▸ **Textausschnitt**:
# Was taugt das Logitech X-540 5.1 System?



## Dommerle (30. Dezember 2010)

Ich bin auf der Suche nach einem 5.1 Soundsystem im Bereich <100€.

Jetzt bin ich auf das Logitech X-540 5.1 System (klick) gestoßen.

Hat das einer bzw. kann mir jemand sagen, ob das was taugt zum Zocken und Musik hören?


----------



## p00nage (30. Dezember 2010)

Für musik kannst 5.1 für 100€ vergessen und von logitech erst recht


----------



## Dommerle (30. Dezember 2010)

Ich bin keiner, der kristallklaren Sound braucht, ich höre im Moment Musik mit den eingebauten Stereo-Lautsprechern in meinem ASUS VW246H Monitor... 
Und ich will halt einen besseren Klang und überhaupt einen Raumklang in Spielen wie MAFIA II.
Dafür passt das Soundsystem ja, oder?


----------



## p00nage (30. Dezember 2010)

da würde ich eher was drauflegen und mir nen edifier zulegen, und bei mehr musik würde ich dann zu stereo greifen


----------



## Dommerle (30. Dezember 2010)

▸ **Aufgabenteile**:
a: Gib aus dem Thread zum Logitech X-540 den Abschnitt wortgetreu aus, beginnend bei "Für musik kannst" und endend bei "ASUS VW246H Monitor...".
b: Womit hört Dommerle laut dem Thread zum Logitech X-540 im Moment Musik?
Maßgeblich ist allein der Thread zum Logitech X-540.

▸ **Gezeigtes Material**:

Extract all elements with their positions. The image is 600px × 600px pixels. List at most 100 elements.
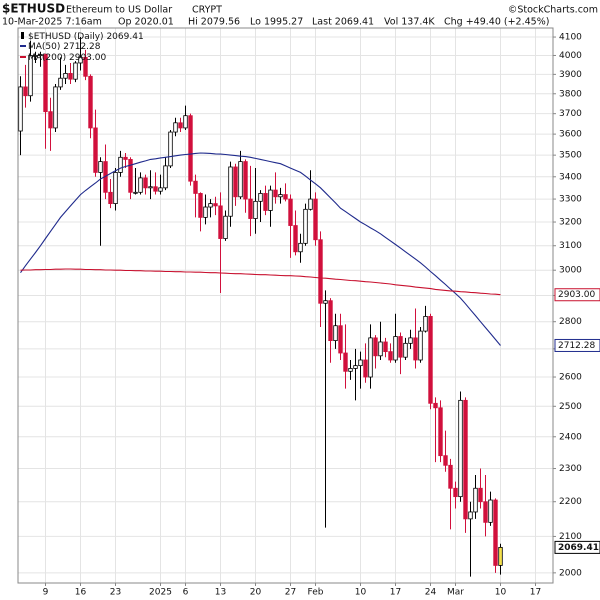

▸ **Lösungen**:
a:
Für musik kannst 5.1 für 100€ vergessen und von logitech erst recht


----------



## Dommerle (30. Dezember 2010)

Ich bin keiner, der kristallklaren Sound braucht, ich höre im Moment Musik mit den eingebauten Stereo-Lautsprechern in meinem ASUS VW246H Monitor...

b: Mit den eingebauten Stereo-Lautsprechern im Monitor ASUS VW246H.